• SET EXERCISE: Identify the lines containing the word "значении". Copy each one.

Stored data entries
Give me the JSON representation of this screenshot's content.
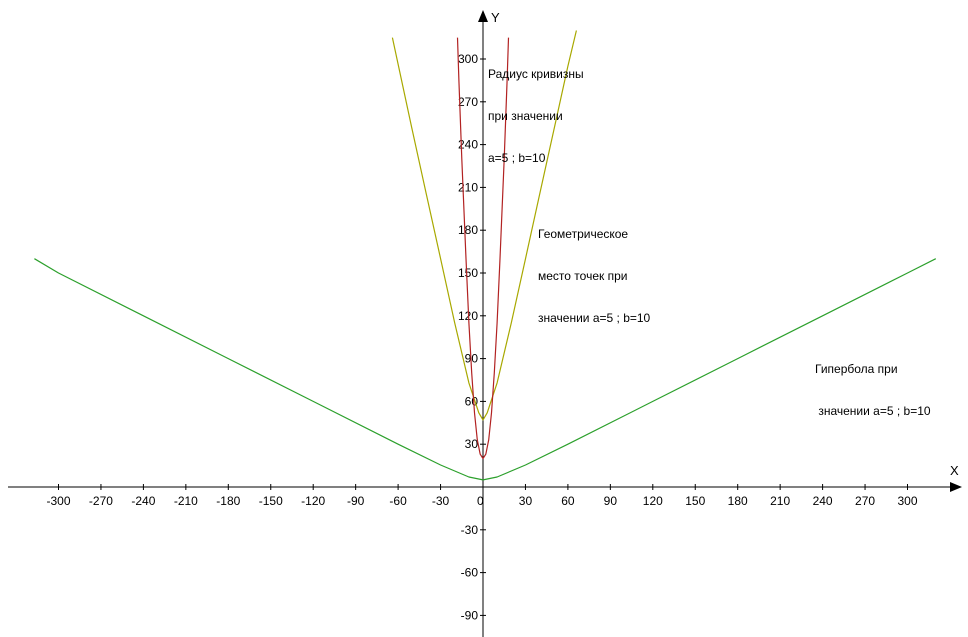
{
  "chart_data": {
    "type": "line",
    "axes": {
      "x_label": "X",
      "y_label": "Y",
      "xlim": [
        -330,
        330
      ],
      "ylim": [
        -100,
        320
      ],
      "x_ticks": [
        -300,
        -270,
        -240,
        -210,
        -180,
        -150,
        -120,
        -90,
        -60,
        -30,
        0,
        30,
        60,
        90,
        120,
        150,
        180,
        210,
        240,
        270,
        300
      ],
      "y_ticks": [
        -90,
        -60,
        -30,
        30,
        60,
        90,
        120,
        150,
        180,
        210,
        240,
        270,
        300
      ],
      "grid": false
    },
    "series": [
      {
        "name": "hyperbola",
        "color": "#2ca02c",
        "points": [
          [
            -317,
            160
          ],
          [
            -300,
            150
          ],
          [
            -240,
            120
          ],
          [
            -180,
            90
          ],
          [
            -120,
            60
          ],
          [
            -60,
            30
          ],
          [
            -30,
            15.4
          ],
          [
            -10,
            7
          ],
          [
            0,
            5
          ],
          [
            10,
            7
          ],
          [
            30,
            15.4
          ],
          [
            60,
            30
          ],
          [
            120,
            60
          ],
          [
            180,
            90
          ],
          [
            240,
            120
          ],
          [
            300,
            150
          ],
          [
            320,
            160
          ]
        ]
      },
      {
        "name": "locus",
        "color": "#a8a800",
        "points": [
          [
            -64,
            315
          ],
          [
            -50,
            250
          ],
          [
            -40,
            205
          ],
          [
            -30,
            160
          ],
          [
            -20,
            115
          ],
          [
            -10,
            73
          ],
          [
            -3,
            52
          ],
          [
            0,
            47
          ],
          [
            3,
            52
          ],
          [
            10,
            73
          ],
          [
            20,
            115
          ],
          [
            30,
            160
          ],
          [
            40,
            205
          ],
          [
            50,
            250
          ],
          [
            60,
            295
          ],
          [
            66,
            320
          ]
        ]
      },
      {
        "name": "curvature_radius",
        "color": "#b22222",
        "points": [
          [
            -18,
            315
          ],
          [
            -17,
            285
          ],
          [
            -15,
            230
          ],
          [
            -12,
            160
          ],
          [
            -10,
            115
          ],
          [
            -8,
            80
          ],
          [
            -6,
            52
          ],
          [
            -4,
            33
          ],
          [
            -2,
            23
          ],
          [
            0,
            20
          ],
          [
            2,
            23
          ],
          [
            4,
            33
          ],
          [
            6,
            52
          ],
          [
            8,
            80
          ],
          [
            10,
            115
          ],
          [
            12,
            160
          ],
          [
            15,
            230
          ],
          [
            17,
            285
          ],
          [
            18,
            315
          ]
        ]
      }
    ],
    "annotations": [
      {
        "id": "curvature",
        "lines": [
          "Радиус кривизны",
          "при значении",
          "a=5 ; b=10"
        ]
      },
      {
        "id": "locus",
        "lines": [
          "Геометрическое",
          "место точек при",
          "значении a=5 ; b=10"
        ]
      },
      {
        "id": "hyperbola",
        "lines": [
          "Гипербола при",
          " значении a=5 ; b=10"
        ]
      }
    ]
  }
}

• ANSWER TO THE PROBLEM:
          "при значении",
          "значении a=5 ; b=10"
          " значении a=5 ; b=10"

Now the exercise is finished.